_MATERIAL SHOWN_

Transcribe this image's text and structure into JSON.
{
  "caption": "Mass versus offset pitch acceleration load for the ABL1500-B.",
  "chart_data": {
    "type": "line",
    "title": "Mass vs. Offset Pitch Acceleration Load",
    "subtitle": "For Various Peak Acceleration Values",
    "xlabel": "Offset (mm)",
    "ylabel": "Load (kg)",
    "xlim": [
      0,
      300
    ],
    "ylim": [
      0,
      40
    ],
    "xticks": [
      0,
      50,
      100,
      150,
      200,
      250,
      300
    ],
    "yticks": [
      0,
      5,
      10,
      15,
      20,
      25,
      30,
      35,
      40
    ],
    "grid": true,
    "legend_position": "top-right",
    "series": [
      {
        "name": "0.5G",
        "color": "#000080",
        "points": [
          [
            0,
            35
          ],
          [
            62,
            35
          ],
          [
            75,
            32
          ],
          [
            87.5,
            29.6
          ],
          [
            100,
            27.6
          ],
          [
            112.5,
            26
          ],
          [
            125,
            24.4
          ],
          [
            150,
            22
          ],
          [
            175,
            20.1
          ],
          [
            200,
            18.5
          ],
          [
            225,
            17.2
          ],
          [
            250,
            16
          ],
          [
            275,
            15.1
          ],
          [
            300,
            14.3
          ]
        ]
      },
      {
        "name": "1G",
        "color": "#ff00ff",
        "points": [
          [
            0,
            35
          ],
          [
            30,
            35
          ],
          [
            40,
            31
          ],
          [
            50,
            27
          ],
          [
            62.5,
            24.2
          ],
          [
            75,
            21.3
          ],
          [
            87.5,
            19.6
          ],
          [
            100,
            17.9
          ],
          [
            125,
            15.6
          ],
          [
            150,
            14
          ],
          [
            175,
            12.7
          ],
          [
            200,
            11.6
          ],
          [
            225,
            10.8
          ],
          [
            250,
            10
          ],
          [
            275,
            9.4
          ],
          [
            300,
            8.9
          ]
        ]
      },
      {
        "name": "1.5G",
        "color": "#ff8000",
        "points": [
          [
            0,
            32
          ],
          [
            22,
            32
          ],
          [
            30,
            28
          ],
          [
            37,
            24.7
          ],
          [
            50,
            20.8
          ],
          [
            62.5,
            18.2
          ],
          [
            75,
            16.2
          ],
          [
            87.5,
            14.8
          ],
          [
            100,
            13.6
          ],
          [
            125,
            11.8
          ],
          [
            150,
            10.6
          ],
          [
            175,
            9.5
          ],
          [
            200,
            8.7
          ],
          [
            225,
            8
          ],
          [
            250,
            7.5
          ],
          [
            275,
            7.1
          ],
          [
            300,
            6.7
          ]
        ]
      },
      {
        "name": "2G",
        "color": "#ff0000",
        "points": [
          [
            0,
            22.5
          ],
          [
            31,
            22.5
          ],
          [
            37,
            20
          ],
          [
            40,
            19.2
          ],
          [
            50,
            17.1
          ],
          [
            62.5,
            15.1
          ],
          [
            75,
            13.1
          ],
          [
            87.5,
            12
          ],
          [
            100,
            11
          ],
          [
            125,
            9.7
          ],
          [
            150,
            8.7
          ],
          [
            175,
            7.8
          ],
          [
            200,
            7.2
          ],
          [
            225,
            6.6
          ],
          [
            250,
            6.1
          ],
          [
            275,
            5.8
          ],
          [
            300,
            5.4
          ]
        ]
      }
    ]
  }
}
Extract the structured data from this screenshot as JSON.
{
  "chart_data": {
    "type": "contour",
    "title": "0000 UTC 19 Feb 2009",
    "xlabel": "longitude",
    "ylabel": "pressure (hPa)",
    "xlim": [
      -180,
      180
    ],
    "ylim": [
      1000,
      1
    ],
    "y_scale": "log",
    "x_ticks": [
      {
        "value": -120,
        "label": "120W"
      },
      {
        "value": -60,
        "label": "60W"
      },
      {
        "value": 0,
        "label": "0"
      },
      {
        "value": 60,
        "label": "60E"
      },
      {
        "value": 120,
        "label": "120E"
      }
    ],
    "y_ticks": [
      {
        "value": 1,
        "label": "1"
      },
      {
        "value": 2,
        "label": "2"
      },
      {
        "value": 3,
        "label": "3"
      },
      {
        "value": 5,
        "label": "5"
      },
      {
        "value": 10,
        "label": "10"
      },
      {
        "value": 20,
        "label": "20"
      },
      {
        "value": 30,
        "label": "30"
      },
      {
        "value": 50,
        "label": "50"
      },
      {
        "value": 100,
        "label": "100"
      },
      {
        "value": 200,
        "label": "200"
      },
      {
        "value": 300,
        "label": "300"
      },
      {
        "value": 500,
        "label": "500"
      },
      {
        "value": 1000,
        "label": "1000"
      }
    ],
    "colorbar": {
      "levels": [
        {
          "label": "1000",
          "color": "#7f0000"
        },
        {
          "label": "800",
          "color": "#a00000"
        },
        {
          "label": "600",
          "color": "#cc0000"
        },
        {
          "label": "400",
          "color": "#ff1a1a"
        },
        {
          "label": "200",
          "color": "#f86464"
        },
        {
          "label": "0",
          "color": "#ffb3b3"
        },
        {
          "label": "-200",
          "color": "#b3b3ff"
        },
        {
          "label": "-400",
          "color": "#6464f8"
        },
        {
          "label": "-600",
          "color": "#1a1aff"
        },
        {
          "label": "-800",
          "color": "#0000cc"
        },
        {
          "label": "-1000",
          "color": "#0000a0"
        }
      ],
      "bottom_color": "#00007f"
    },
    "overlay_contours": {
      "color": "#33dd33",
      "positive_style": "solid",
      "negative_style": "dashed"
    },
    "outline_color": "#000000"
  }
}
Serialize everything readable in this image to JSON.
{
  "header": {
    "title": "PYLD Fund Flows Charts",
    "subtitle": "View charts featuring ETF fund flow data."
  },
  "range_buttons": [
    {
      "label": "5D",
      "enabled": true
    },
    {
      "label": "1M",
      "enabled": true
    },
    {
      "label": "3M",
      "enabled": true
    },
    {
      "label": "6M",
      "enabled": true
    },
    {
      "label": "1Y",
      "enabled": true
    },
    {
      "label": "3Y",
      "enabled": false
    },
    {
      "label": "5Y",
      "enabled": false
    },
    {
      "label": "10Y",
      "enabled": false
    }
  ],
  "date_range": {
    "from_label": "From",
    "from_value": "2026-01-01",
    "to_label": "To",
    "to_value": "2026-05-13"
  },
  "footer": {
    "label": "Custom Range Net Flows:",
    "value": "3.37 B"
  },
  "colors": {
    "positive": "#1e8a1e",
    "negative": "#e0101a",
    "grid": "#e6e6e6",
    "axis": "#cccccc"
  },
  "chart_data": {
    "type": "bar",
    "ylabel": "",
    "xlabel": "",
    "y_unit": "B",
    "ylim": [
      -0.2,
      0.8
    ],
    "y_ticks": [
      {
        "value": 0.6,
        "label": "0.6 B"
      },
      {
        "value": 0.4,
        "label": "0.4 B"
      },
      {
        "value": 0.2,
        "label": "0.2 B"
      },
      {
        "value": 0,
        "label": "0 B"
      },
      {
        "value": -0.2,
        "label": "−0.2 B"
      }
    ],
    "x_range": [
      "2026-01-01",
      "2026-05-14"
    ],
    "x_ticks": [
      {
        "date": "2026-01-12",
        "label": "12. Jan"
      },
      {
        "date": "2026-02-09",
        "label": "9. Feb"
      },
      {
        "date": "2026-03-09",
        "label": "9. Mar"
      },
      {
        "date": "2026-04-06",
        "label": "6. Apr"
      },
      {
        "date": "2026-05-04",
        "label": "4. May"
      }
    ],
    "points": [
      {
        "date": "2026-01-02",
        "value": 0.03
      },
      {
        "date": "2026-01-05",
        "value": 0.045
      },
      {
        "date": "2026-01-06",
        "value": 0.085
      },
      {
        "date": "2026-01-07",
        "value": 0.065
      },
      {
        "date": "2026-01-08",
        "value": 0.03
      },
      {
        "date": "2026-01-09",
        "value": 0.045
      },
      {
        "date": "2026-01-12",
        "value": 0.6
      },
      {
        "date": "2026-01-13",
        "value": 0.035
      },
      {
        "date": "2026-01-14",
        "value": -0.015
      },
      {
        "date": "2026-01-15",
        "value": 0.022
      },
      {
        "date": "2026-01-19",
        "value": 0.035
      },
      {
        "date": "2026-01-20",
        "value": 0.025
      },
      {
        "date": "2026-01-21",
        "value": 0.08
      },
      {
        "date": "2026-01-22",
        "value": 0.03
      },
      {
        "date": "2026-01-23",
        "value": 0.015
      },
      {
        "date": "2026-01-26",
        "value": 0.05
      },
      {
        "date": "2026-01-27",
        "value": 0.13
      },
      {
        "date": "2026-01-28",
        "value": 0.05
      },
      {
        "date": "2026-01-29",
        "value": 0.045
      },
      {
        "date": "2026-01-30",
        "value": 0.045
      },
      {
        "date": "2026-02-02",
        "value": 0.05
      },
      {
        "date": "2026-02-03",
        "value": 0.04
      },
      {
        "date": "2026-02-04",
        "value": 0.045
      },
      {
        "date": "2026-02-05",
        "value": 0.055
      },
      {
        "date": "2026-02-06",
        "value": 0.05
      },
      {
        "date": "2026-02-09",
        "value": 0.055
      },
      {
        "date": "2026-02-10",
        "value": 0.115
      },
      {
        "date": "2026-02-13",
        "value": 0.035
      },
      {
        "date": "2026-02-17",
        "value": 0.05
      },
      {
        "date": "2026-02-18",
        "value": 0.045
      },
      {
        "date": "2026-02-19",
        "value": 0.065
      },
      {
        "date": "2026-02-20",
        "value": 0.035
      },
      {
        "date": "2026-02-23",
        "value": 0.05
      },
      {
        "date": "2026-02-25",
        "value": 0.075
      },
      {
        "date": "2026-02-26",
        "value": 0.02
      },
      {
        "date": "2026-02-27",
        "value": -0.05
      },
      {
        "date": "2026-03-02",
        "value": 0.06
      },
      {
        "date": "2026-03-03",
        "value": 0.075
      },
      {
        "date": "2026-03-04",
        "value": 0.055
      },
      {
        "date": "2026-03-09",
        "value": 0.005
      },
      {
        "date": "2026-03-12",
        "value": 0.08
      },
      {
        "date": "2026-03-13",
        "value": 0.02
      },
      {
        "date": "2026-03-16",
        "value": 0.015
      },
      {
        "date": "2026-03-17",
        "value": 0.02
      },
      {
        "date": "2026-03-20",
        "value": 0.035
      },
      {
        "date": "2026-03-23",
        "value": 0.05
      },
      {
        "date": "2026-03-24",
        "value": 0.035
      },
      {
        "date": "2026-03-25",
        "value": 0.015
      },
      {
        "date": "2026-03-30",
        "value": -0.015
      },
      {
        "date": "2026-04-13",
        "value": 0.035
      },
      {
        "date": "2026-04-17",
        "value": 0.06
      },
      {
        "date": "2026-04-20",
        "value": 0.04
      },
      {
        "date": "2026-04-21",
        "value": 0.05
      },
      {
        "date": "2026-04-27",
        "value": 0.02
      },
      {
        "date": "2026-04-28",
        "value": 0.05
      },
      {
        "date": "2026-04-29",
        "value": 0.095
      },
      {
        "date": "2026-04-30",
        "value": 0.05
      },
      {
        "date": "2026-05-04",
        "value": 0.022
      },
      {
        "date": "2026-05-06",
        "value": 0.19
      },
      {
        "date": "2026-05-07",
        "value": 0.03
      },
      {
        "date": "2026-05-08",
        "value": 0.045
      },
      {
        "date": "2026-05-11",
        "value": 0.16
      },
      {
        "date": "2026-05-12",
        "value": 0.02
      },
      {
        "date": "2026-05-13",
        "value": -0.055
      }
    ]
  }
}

_THE EXERCISE_
Across the entries above, how many lines contain "Flows"? Provide only the count.

_EXPECTED OUTPUT_
2